Exercise instructions:
Extract every line that contains the string "있습니다".

Data lines:

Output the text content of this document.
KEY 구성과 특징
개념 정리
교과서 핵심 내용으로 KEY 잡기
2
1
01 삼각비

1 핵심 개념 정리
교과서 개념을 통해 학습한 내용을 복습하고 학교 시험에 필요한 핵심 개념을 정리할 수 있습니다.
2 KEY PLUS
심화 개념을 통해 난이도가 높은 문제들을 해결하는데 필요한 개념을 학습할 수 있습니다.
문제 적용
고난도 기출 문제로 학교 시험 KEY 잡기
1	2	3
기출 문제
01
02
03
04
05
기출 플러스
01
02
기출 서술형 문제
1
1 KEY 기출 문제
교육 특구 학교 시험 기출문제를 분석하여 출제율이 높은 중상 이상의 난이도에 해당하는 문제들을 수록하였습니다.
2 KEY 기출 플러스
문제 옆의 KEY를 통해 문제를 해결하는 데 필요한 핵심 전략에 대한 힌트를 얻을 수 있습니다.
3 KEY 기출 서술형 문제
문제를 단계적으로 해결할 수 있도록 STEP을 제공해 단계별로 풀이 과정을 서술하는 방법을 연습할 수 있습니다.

Correct result:
교과서 개념을 통해 학습한 내용을 복습하고 학교 시험에 필요한 핵심 개념을 정리할 수 있습니다.
심화 개념을 통해 난이도가 높은 문제들을 해결하는데 필요한 개념을 학습할 수 있습니다.
문제 옆의 KEY를 통해 문제를 해결하는 데 필요한 핵심 전략에 대한 힌트를 얻을 수 있습니다.
문제를 단계적으로 해결할 수 있도록 STEP을 제공해 단계별로 풀이 과정을 서술하는 방법을 연습할 수 있습니다.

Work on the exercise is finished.